■ Goal of the exercise ■
Pick out the lines below that include the string "true".

(Dataset excerpt)
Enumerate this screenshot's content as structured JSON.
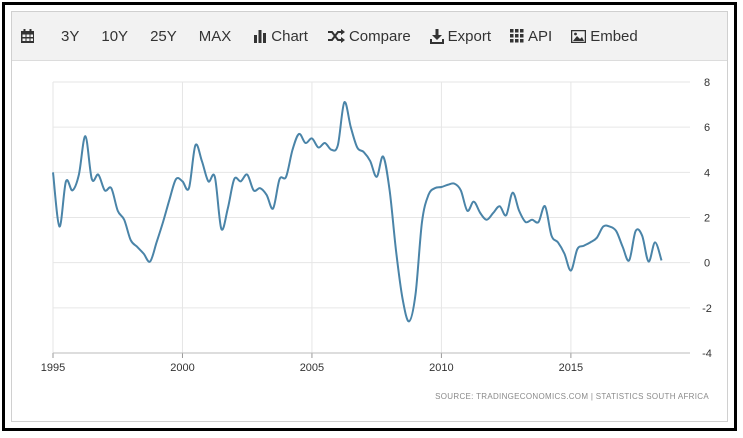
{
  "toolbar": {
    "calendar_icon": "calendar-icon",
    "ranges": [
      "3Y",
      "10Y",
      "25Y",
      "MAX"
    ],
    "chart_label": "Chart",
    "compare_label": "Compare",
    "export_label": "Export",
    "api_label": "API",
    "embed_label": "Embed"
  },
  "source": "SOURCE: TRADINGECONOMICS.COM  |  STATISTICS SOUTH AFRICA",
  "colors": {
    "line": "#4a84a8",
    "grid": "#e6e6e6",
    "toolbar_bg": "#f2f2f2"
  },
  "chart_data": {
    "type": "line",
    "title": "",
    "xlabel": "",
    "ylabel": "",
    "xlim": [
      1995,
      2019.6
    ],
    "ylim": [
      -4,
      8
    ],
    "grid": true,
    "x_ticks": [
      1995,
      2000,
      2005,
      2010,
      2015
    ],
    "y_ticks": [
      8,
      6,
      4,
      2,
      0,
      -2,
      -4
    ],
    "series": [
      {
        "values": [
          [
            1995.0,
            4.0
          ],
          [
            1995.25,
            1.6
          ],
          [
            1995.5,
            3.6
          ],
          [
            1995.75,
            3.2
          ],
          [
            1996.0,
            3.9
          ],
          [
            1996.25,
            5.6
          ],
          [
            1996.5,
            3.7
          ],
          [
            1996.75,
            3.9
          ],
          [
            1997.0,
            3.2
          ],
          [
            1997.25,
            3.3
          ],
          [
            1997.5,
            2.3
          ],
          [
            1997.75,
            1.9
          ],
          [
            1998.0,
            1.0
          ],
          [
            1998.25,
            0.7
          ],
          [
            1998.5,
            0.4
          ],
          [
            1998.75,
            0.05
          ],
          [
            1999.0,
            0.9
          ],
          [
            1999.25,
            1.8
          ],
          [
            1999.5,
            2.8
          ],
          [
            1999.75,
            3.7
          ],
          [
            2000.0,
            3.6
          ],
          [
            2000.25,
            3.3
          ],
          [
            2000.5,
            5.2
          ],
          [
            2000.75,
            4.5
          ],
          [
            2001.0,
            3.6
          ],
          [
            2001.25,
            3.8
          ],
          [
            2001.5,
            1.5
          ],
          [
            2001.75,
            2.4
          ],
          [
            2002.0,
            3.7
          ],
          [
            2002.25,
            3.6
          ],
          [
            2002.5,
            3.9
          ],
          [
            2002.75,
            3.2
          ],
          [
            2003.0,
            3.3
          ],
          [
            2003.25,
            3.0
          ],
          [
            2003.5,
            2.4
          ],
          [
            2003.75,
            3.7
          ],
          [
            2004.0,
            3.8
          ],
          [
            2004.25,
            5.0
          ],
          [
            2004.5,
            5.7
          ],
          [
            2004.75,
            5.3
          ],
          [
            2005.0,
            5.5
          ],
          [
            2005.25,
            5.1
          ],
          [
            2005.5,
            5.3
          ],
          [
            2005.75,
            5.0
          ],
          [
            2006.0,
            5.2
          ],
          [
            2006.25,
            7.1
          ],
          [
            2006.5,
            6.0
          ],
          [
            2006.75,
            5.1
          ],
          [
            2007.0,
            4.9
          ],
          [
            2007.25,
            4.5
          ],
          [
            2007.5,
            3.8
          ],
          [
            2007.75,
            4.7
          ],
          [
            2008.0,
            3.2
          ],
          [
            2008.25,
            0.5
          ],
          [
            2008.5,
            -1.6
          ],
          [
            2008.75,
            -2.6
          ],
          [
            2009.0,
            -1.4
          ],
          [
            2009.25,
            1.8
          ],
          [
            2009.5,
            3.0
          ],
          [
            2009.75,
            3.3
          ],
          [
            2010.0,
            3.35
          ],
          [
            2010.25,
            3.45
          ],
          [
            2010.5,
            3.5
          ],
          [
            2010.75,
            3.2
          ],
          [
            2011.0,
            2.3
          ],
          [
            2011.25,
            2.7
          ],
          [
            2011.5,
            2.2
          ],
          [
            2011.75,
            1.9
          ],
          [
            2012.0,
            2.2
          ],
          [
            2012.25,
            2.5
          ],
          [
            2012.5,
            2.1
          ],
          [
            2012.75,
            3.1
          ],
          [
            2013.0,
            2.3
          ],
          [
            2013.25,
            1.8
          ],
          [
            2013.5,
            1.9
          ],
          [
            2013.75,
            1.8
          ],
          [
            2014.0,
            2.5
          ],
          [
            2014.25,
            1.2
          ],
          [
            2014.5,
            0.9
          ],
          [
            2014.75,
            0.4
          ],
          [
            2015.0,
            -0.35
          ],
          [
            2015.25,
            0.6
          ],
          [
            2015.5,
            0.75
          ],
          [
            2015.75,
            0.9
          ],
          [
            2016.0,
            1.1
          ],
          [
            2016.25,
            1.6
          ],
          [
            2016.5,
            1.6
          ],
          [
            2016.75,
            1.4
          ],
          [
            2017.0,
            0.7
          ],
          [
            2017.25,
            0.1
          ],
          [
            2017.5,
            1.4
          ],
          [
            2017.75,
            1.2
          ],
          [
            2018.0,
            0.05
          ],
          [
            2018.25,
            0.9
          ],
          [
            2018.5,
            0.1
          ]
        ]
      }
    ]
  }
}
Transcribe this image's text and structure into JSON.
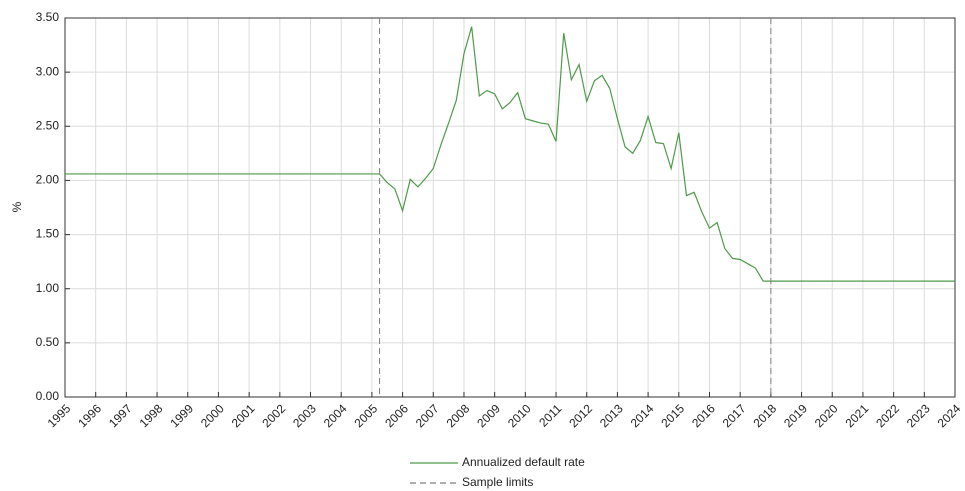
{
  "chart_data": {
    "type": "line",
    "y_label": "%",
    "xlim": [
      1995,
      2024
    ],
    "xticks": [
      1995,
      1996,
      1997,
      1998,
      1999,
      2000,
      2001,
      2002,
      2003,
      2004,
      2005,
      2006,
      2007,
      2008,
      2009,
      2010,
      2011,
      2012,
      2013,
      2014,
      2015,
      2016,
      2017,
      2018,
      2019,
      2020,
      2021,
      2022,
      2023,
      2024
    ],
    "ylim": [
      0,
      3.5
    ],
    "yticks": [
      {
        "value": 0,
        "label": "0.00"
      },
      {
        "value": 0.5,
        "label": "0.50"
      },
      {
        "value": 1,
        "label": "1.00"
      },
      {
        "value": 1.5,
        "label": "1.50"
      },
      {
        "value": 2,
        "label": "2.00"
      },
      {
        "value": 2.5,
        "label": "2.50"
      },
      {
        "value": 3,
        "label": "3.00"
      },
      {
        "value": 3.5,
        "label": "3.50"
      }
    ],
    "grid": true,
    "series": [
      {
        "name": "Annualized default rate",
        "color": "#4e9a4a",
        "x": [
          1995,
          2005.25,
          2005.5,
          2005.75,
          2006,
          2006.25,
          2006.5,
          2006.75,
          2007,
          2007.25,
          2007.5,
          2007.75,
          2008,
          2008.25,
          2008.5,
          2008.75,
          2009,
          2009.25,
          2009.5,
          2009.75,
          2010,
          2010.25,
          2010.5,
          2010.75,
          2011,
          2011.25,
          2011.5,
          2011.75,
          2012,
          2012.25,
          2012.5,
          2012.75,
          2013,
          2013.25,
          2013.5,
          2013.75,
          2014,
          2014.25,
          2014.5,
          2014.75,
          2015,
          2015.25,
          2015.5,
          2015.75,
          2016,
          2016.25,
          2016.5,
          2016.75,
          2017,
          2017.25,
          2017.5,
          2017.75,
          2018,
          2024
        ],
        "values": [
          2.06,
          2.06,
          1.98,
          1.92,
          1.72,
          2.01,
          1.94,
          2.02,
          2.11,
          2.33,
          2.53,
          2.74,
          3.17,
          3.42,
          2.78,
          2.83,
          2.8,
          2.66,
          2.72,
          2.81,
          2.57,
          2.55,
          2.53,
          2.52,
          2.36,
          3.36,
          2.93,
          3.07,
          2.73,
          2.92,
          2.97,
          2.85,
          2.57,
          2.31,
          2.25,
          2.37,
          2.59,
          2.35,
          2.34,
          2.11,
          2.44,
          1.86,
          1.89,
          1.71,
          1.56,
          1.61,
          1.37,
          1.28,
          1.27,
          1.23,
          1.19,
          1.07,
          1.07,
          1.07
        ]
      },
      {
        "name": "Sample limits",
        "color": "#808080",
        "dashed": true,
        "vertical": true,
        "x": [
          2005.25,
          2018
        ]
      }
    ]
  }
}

■ Solution for this problem ■
    "grid": true,
    "grid": true,
        "dashed": true,
        "vertical": true,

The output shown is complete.